-- start Excerpted text --

It would be a great misunderstanding of this doctrine, to suppose that it is one of selfish
              indifference, which pretends that human beings have no business with each other's conduct in life,
              and that they should not concern themselves about the well-doing or well-being of one another,
              unless their own interest is involved. Instead of any diminution, there is need of a great increase of
              disinterested exertion to promote the good of others. But disinterested benevolence can find other
              instruments to persuade people to their good, than whips and scourges, either of the literal or the
              metaphorical sort. I am the last person to undervalue the self-regarding virtues; they are only
              second in importance, if even second, to the social. It is equally the business of education to
              cultivate both. But even education works by conviction and persuasion as well as by compulsion, and
              it is by the former only that, when the period of education is past, the self-regarding virtues should
              be inculcated. Human beings owe to each other help to distinguish the better from the worse, and
              encouragement to choose the former and avoid the latter. They should be forever stimulating each
              other to increased exercise of their higher faculties, and increased direction of their feelings and aims
              towards wise instead of foolish, elevating instead of degrading, objects and contemplations. But
              neither one person, nor any number of persons, is warranted in saying to another human creature of
              ripe years, that he shall not do with his life for his own benefit what he chooses to do with it. He is the
              person most interested in his own well-being, the interest which any other person, except in cases of
              strong personal attachment, can have in it, is trifling, compared with that which he himself has; the
              interest which society has in him individually (except as to his conduct to others) is fractional, and
              altogether indirect: while, with respect to his own feelings and circumstances, the most ordinary man
              or woman has means of knowledge immeasurably surpassing those that can be possessed by any
              one else. The interference of society to overrule his judgment and purposes in what only regards
              himself, must be grounded on general presumptions; which may be altogether wrong, and even if
              right, are as likely as not to be misapplied to individual cases, by persons no better acquainted with
              the circumstances of such cases than those are who look at them merely from without. In this
              department, therefore, of human affairs, Individuality has its proper field of action. In the conduct of
              human beings towards one another, it is necessary that general rules should for the most part be
              observed, in order that people may know what they have to expect; but in each person's own
              concerns, his individual spontaneity is entitled to free exercise. Considerations to aid his judgment,
              exhortations to strengthen his will, may be offered to him, even obtruded on him, by others; but he,
              himself, is the final judge. All errors which he is likely to commit against advice and warning, are far
              outweighed by the evil of allowing others to constrain him to what they deem his good. . .

-- end Excerpted text --

| The task |
Write a continuation of the passage on society's interference in a person's own concerns, starting after its final sentence.

-- start Recorded information --

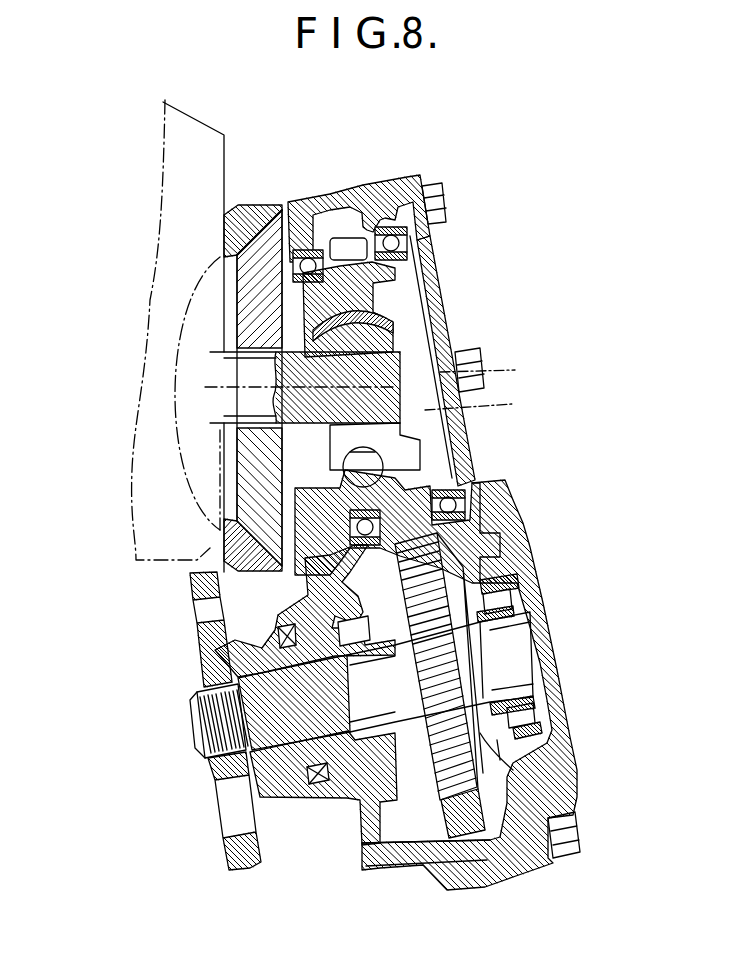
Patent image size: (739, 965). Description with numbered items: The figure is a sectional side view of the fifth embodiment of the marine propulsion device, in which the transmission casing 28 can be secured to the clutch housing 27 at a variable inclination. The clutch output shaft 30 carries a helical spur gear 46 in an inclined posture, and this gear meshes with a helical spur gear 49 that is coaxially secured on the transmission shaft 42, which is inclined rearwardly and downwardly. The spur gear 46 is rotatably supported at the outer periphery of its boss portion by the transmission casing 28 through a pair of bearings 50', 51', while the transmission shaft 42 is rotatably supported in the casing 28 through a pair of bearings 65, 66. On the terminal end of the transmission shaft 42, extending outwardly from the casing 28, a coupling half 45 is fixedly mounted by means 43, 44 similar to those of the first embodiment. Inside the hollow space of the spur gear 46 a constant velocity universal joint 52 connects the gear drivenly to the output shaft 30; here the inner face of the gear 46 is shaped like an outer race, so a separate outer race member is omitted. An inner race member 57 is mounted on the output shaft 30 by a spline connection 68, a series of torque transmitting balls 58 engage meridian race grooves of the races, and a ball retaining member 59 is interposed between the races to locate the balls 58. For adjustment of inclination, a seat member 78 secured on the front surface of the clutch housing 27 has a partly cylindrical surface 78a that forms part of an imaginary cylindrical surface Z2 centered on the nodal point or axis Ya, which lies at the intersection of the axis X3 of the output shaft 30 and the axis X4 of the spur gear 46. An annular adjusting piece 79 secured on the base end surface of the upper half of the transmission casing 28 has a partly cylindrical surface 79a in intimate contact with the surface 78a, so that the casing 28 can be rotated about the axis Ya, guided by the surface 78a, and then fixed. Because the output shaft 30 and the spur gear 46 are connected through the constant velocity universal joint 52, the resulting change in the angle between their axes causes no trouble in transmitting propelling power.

The clutch housing 27 is at (178, 124).
The transmission casing 28 is at (424, 856).
The clutch output shaft 30 is at (238, 402).
The transmission shaft 42 is at (300, 762).
The mounting means 43 is at (267, 668).
The mounting means 44 is at (225, 757).
The coupling half 45 is at (248, 870).
The spur gear 46 is at (347, 248).
The spur gear 49 is at (470, 823).
The bearing 50' is at (441, 232).
The bearing 51' is at (330, 504).
The constant velocity universal joint 52 is at (398, 322).
The inner race member 57 is at (367, 342).
The torque transmitting balls 58 is at (470, 480).
The ball retaining member 59 is at (427, 284).
The bearing 65 is at (495, 585).
The bearing 66 is at (383, 758).
The spline connection 68 is at (407, 428).
The seat member 78 is at (243, 203).
The partly cylindrical surface 78a is at (236, 528).
The annular adjusting piece 79 is at (243, 262).
The partly cylindrical surface 79a is at (268, 208).
The axis of the output shaft X3 is at (466, 401).
The axis of the spur gear X4 is at (478, 371).
The nodal point or axis Ya is at (302, 352).
The imaginary cylindrical surface Z2 is at (172, 370).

-- end Recorded information --

| Answer |
Though doing no wrong to any one, a person may so act as to compel us to judge him, and feel to
              him, as a fool, or as a being of an inferior order: and since this judgment and feeling are a fact which
              he would prefer to avoid, it is doing him a service to warn him of it beforehand, as of any other
              disagreeable consequence to which he exposes himself. It would be well, indeed, if this good office
              were much more freely rendered than the common notions of politeness at present permit, and if
              one person could honestly point out to another that he thinks him in fault, without being considered
              unmannerly or presuming. We have a right, also, in various ways, to act upon our unfavorable
              opinion of any one, not to the oppression of his individuality, but in the exercise of ours. We are not
              bound, for example, to seek his society; we have a right to avoid it (though not to parade the
              avoidance), for we have a right to choose the society most acceptable to us. We have a right, and it
              may be our duty, to caution others against him, if we think his example or conversation likely to
              have a pernicious effect on those with whom he associates. We may give others a preference over
              him in optional good offices, except those which tend to his improvement. In these various modes a
              person may suffer very severe penalties at the hands of others, for faults which directly concern only
              himself; but he suffers these penalties only in so far as they are the natural, and, as it were, the
              spontaneous consequences of the faults themselves, not because they are purposely inflicted on him
              for the sake of punishment. . .
 

What I contend for is, that the inconveniences which are strictly inseparable from the unfavorable
              judgment of others, are the only ones to which a person should ever be subjected for that portion of
              his conduct and character which concerns his own good, but which does not affect the interests of
              others in their relations with him. Acts injurious to others require a totally different treatment.
              Encroachment on their rights; infliction on them of any loss or damage not justified by his own rights;
              falsehood or duplicity in dealing with them; unfair or ungenerous use of advantages over them; even
              selfish abstinence from defending them against injury--these are fit objects of moral reprobation,
              and, in grave cases, of moral retribution and punishment. And not only these acts, but the
              dispositions which lead to them, are properly immoral, and fit subjects of disapprobation which may
              rise to abhorrence. . .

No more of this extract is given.